◆ **BRIEF**
Restate the complete material exactly.

Collected data entries

────

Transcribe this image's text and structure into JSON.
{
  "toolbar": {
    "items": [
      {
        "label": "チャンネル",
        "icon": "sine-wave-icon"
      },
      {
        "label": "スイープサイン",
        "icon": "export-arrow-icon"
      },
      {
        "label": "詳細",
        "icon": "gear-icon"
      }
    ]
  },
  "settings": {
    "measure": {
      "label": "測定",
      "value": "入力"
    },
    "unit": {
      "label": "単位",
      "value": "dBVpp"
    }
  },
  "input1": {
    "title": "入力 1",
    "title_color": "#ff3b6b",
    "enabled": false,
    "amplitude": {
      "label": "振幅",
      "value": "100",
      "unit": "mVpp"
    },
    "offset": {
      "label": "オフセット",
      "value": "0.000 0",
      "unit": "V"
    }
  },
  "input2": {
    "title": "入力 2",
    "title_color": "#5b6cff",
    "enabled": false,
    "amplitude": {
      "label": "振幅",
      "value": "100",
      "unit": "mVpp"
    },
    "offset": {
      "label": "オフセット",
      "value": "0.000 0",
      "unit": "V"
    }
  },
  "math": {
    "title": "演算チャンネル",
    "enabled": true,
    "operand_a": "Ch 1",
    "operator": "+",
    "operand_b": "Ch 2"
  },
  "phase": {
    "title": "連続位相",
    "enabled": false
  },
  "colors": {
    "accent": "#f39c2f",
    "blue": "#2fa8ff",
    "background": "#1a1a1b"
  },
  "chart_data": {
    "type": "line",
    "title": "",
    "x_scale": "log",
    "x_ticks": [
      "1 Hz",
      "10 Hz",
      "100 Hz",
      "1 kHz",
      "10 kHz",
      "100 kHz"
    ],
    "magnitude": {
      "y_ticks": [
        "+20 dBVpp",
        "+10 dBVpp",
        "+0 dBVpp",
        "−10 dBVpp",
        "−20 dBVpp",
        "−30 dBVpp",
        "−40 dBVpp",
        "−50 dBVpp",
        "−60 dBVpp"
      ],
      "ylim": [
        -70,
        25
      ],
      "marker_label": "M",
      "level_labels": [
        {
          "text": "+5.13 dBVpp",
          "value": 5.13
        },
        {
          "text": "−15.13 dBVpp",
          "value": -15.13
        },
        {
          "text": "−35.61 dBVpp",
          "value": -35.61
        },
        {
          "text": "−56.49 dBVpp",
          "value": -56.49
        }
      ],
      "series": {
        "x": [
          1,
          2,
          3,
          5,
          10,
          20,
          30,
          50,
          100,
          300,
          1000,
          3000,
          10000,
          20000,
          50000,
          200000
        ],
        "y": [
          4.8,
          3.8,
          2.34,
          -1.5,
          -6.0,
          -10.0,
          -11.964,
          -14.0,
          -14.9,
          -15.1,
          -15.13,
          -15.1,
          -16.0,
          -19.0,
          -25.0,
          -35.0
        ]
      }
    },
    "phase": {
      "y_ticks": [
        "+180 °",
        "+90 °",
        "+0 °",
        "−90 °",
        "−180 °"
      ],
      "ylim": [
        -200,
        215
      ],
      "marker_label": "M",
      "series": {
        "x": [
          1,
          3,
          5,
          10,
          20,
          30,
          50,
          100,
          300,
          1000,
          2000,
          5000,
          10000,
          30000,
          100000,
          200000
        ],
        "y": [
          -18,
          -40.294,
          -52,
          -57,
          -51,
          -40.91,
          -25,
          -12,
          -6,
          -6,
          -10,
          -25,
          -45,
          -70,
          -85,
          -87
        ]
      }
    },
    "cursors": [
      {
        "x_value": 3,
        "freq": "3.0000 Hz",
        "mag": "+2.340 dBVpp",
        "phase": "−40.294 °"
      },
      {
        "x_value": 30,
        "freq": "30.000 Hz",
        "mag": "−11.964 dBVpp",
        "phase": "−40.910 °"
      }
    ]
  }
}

────

◆ **ANSWER TO THE PROBLEM**
Transcribe this image's text and structure into JSON.
{
  "toolbar": {
    "items": [
      {
        "label": "チャンネル",
        "icon": "sine-wave-icon"
      },
      {
        "label": "スイープサイン",
        "icon": "export-arrow-icon"
      },
      {
        "label": "詳細",
        "icon": "gear-icon"
      }
    ]
  },
  "settings": {
    "measure": {
      "label": "測定",
      "value": "入力"
    },
    "unit": {
      "label": "単位",
      "value": "dBVpp"
    }
  },
  "input1": {
    "title": "入力 1",
    "title_color": "#ff3b6b",
    "enabled": false,
    "amplitude": {
      "label": "振幅",
      "value": "100",
      "unit": "mVpp"
    },
    "offset": {
      "label": "オフセット",
      "value": "0.000 0",
      "unit": "V"
    }
  },
  "input2": {
    "title": "入力 2",
    "title_color": "#5b6cff",
    "enabled": false,
    "amplitude": {
      "label": "振幅",
      "value": "100",
      "unit": "mVpp"
    },
    "offset": {
      "label": "オフセット",
      "value": "0.000 0",
      "unit": "V"
    }
  },
  "math": {
    "title": "演算チャンネル",
    "enabled": true,
    "operand_a": "Ch 1",
    "operator": "+",
    "operand_b": "Ch 2"
  },
  "phase": {
    "title": "連続位相",
    "enabled": false
  },
  "colors": {
    "accent": "#f39c2f",
    "blue": "#2fa8ff",
    "background": "#1a1a1b"
  },
  "chart_data": {
    "type": "line",
    "title": "",
    "x_scale": "log",
    "x_ticks": [
      "1 Hz",
      "10 Hz",
      "100 Hz",
      "1 kHz",
      "10 kHz",
      "100 kHz"
    ],
    "magnitude": {
      "y_ticks": [
        "+20 dBVpp",
        "+10 dBVpp",
        "+0 dBVpp",
        "−10 dBVpp",
        "−20 dBVpp",
        "−30 dBVpp",
        "−40 dBVpp",
        "−50 dBVpp",
        "−60 dBVpp"
      ],
      "ylim": [
        -70,
        25
      ],
      "marker_label": "M",
      "level_labels": [
        {
          "text": "+5.13 dBVpp",
          "value": 5.13
        },
        {
          "text": "−15.13 dBVpp",
          "value": -15.13
        },
        {
          "text": "−35.61 dBVpp",
          "value": -35.61
        },
        {
          "text": "−56.49 dBVpp",
          "value": -56.49
        }
      ],
      "series": {
        "x": [
          1,
          2,
          3,
          5,
          10,
          20,
          30,
          50,
          100,
          300,
          1000,
          3000,
          10000,
          20000,
          50000,
          200000
        ],
        "y": [
          4.8,
          3.8,
          2.34,
          -1.5,
          -6.0,
          -10.0,
          -11.964,
          -14.0,
          -14.9,
          -15.1,
          -15.13,
          -15.1,
          -16.0,
          -19.0,
          -25.0,
          -35.0
        ]
      }
    },
    "phase": {
      "y_ticks": [
        "+180 °",
        "+90 °",
        "+0 °",
        "−90 °",
        "−180 °"
      ],
      "ylim": [
        -200,
        215
      ],
      "marker_label": "M",
      "series": {
        "x": [
          1,
          3,
          5,
          10,
          20,
          30,
          50,
          100,
          300,
          1000,
          2000,
          5000,
          10000,
          30000,
          100000,
          200000
        ],
        "y": [
          -18,
          -40.294,
          -52,
          -57,
          -51,
          -40.91,
          -25,
          -12,
          -6,
          -6,
          -10,
          -25,
          -45,
          -70,
          -85,
          -87
        ]
      }
    },
    "cursors": [
      {
        "x_value": 3,
        "freq": "3.0000 Hz",
        "mag": "+2.340 dBVpp",
        "phase": "−40.294 °"
      },
      {
        "x_value": 30,
        "freq": "30.000 Hz",
        "mag": "−11.964 dBVpp",
        "phase": "−40.910 °"
      }
    ]
  }
}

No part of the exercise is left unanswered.